Report how many lines of the listing below include the word "email". Give nothing but the number.
----- LISTED RECORDS
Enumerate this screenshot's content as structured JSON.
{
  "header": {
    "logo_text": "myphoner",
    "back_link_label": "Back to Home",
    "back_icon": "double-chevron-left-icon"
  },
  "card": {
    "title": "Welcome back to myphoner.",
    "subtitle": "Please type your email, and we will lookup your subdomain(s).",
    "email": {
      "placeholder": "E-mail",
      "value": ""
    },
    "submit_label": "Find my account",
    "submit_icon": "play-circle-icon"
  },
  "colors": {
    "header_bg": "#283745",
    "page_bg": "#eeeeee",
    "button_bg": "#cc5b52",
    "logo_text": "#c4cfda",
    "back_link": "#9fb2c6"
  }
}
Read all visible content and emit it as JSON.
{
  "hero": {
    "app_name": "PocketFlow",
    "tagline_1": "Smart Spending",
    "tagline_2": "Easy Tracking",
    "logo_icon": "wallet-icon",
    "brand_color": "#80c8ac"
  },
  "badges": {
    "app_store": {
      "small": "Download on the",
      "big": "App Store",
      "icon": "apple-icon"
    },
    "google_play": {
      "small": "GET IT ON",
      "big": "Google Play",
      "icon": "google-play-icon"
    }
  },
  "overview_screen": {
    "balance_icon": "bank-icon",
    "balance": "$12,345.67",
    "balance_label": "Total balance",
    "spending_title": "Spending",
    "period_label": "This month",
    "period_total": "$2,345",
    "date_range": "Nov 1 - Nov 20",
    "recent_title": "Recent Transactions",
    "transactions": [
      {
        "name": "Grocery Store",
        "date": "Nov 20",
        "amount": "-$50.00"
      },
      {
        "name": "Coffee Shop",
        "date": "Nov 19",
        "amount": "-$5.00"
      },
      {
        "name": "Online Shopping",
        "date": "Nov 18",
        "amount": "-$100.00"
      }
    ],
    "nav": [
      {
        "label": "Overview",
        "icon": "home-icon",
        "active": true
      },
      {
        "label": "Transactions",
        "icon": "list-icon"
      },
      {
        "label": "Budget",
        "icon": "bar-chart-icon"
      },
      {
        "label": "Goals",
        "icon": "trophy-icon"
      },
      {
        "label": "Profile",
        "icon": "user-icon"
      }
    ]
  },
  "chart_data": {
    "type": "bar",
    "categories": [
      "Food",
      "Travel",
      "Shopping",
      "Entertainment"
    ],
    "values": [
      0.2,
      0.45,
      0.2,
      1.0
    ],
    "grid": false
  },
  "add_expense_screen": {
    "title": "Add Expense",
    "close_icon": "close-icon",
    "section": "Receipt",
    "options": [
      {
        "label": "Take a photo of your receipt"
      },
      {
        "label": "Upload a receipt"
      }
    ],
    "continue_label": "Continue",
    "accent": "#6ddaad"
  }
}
----------
COMPLETED TASK:
2